TASK REQUIREMENTS: Every entry must be copied word for word.
:::
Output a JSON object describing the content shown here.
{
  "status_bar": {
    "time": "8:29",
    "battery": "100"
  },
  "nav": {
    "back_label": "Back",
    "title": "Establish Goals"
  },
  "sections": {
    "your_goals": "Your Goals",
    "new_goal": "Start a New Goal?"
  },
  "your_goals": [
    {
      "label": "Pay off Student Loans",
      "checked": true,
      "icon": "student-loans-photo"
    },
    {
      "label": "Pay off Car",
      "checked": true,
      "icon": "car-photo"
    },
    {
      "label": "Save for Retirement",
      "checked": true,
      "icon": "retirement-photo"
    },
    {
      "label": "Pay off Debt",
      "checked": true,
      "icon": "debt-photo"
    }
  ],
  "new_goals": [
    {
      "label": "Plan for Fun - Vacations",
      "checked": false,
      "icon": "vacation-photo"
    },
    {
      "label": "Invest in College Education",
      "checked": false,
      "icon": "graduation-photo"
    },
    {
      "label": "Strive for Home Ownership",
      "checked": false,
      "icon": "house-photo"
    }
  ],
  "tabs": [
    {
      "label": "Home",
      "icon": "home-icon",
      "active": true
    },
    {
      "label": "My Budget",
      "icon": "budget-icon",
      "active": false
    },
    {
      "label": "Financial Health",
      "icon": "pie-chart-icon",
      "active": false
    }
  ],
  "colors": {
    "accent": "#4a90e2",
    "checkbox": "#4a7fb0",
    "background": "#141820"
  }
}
:::
THE OUTPUT:
Output a JSON object describing the content shown here.
{
  "status_bar": {
    "time": "8:29",
    "battery": "100"
  },
  "nav": {
    "back_label": "Back",
    "title": "Establish Goals"
  },
  "sections": {
    "your_goals": "Your Goals",
    "new_goal": "Start a New Goal?"
  },
  "your_goals": [
    {
      "label": "Pay off Student Loans",
      "checked": true,
      "icon": "student-loans-photo"
    },
    {
      "label": "Pay off Car",
      "checked": true,
      "icon": "car-photo"
    },
    {
      "label": "Save for Retirement",
      "checked": true,
      "icon": "retirement-photo"
    },
    {
      "label": "Pay off Debt",
      "checked": true,
      "icon": "debt-photo"
    }
  ],
  "new_goals": [
    {
      "label": "Plan for Fun - Vacations",
      "checked": false,
      "icon": "vacation-photo"
    },
    {
      "label": "Invest in College Education",
      "checked": false,
      "icon": "graduation-photo"
    },
    {
      "label": "Strive for Home Ownership",
      "checked": false,
      "icon": "house-photo"
    }
  ],
  "tabs": [
    {
      "label": "Home",
      "icon": "home-icon",
      "active": true
    },
    {
      "label": "My Budget",
      "icon": "budget-icon",
      "active": false
    },
    {
      "label": "Financial Health",
      "icon": "pie-chart-icon",
      "active": false
    }
  ],
  "colors": {
    "accent": "#4a90e2",
    "checkbox": "#4a7fb0",
    "background": "#141820"
  }
}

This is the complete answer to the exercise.